* _Excerpts from a transcription dataset_:
*****
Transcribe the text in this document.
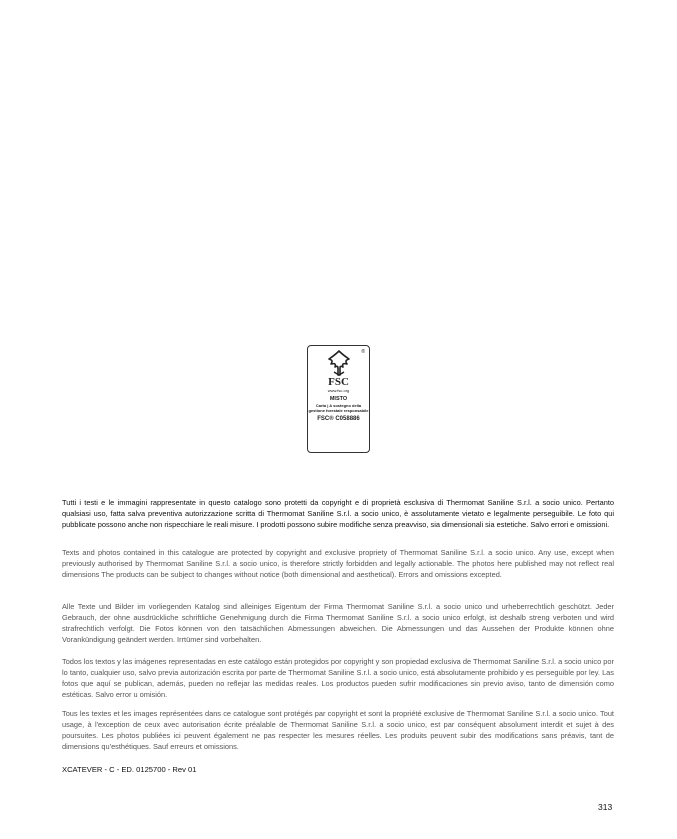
®
FSC
www.fsc.org
MISTO
Carta | A sostegno della gestione forestale responsabile
FSC® C058886
Tutti i testi e le immagini rappresentate in questo catalogo sono protetti da copyright e di proprietà esclusiva di Thermomat Saniline S.r.l. a socio unico. Pertanto qualsiasi uso, fatta salva preventiva autorizzazione scritta di Thermomat Saniline S.r.l. a socio unico, è assolutamente vietato e legalmente perseguibile. Le foto qui pubblicate possono anche non rispecchiare le reali misure. I prodotti possono subire modifiche senza preavviso, sia dimensionali sia estetiche. Salvo errori e omissioni.
Texts and photos contained in this catalogue are protected by copyright and exclusive propriety of Thermomat Saniline S.r.l. a socio unico. Any use, except when previously authorised by Thermomat Saniline S.r.l. a socio unico, is therefore strictly forbidden and legally actionable. The photos here published may not reflect real dimensions The products can be subject to changes without notice (both dimensional and aesthetical). Errors and omissions excepted.
Alle Texte und Bilder im vorliegenden Katalog sind alleiniges Eigentum der Firma Thermomat Saniline S.r.l. a socio unico und urheberrechtlich geschützt. Jeder Gebrauch, der ohne ausdrückliche schriftliche Genehmigung durch die Firma Thermomat Saniline S.r.l. a socio unico erfolgt, ist deshalb streng verboten und wird strafrechtlich verfolgt. Die Fotos können von den tatsächlichen Abmessungen abweichen. Die Abmessungen und das Aussehen der Produkte können ohne Vorankündigung geändert werden. Irrtümer sind vorbehalten.
Todos los textos y las imágenes representadas en este catálogo están protegidos por copyright y son propiedad exclusiva de Thermomat Saniline S.r.l. a socio unico por lo tanto, cualquier uso, salvo previa autorización escrita por parte de Thermomat Saniline S.r.l. a socio unico, está absolutamente prohibido y es perseguible por ley. Las fotos que aquí se publican, además, pueden no reflejar las medidas reales. Los productos pueden sufrir modificaciones sin previo aviso, tanto de dimensión como estéticas. Salvo error u omisión.
Tous les textes et les images représentées dans ce catalogue sont protégés par copyright et sont la propriété exclusive de Thermomat Saniline S.r.l. a socio unico. Tout usage, à l'exception de ceux avec autorisation écrite préalable de Thermomat Saniline S.r.l. a socio unico, est par conséquent absolument interdit et sujet à des poursuites. Les photos publiées ici peuvent également ne pas respecter les mesures réelles. Les produits peuvent subir des modifications sans préavis, tant de dimensions qu'esthétiques. Sauf erreurs et omissions.
XCATEVER - C - ED. 0125700 - Rev 01
313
*****
* _YOUR TASK_: All entries above must be duplicated exactly; please omit any picture they hold.

* _WRITTEN REPLY_:
Transcribe the text in this document.
®
FSC
www.fsc.org
MISTO
Carta | A sostegno della gestione forestale responsabile
FSC® C058886
Tutti i testi e le immagini rappresentate in questo catalogo sono protetti da copyright e di proprietà esclusiva di Thermomat Saniline S.r.l. a socio unico. Pertanto qualsiasi uso, fatta salva preventiva autorizzazione scritta di Thermomat Saniline S.r.l. a socio unico, è assolutamente vietato e legalmente perseguibile. Le foto qui pubblicate possono anche non rispecchiare le reali misure. I prodotti possono subire modifiche senza preavviso, sia dimensionali sia estetiche. Salvo errori e omissioni.
Texts and photos contained in this catalogue are protected by copyright and exclusive propriety of Thermomat Saniline S.r.l. a socio unico. Any use, except when previously authorised by Thermomat Saniline S.r.l. a socio unico, is therefore strictly forbidden and legally actionable. The photos here published may not reflect real dimensions The products can be subject to changes without notice (both dimensional and aesthetical). Errors and omissions excepted.
Alle Texte und Bilder im vorliegenden Katalog sind alleiniges Eigentum der Firma Thermomat Saniline S.r.l. a socio unico und urheberrechtlich geschützt. Jeder Gebrauch, der ohne ausdrückliche schriftliche Genehmigung durch die Firma Thermomat Saniline S.r.l. a socio unico erfolgt, ist deshalb streng verboten und wird strafrechtlich verfolgt. Die Fotos können von den tatsächlichen Abmessungen abweichen. Die Abmessungen und das Aussehen der Produkte können ohne Vorankündigung geändert werden. Irrtümer sind vorbehalten.
Todos los textos y las imágenes representadas en este catálogo están protegidos por copyright y son propiedad exclusiva de Thermomat Saniline S.r.l. a socio unico por lo tanto, cualquier uso, salvo previa autorización escrita por parte de Thermomat Saniline S.r.l. a socio unico, está absolutamente prohibido y es perseguible por ley. Las fotos que aquí se publican, además, pueden no reflejar las medidas reales. Los productos pueden sufrir modificaciones sin previo aviso, tanto de dimensión como estéticas. Salvo error u omisión.
Tous les textes et les images représentées dans ce catalogue sont protégés par copyright et sont la propriété exclusive de Thermomat Saniline S.r.l. a socio unico. Tout usage, à l'exception de ceux avec autorisation écrite préalable de Thermomat Saniline S.r.l. a socio unico, est par conséquent absolument interdit et sujet à des poursuites. Les photos publiées ici peuvent également ne pas respecter les mesures réelles. Les produits peuvent subir des modifications sans préavis, tant de dimensions qu'esthétiques. Sauf erreurs et omissions.
XCATEVER - C - ED. 0125700 - Rev 01
313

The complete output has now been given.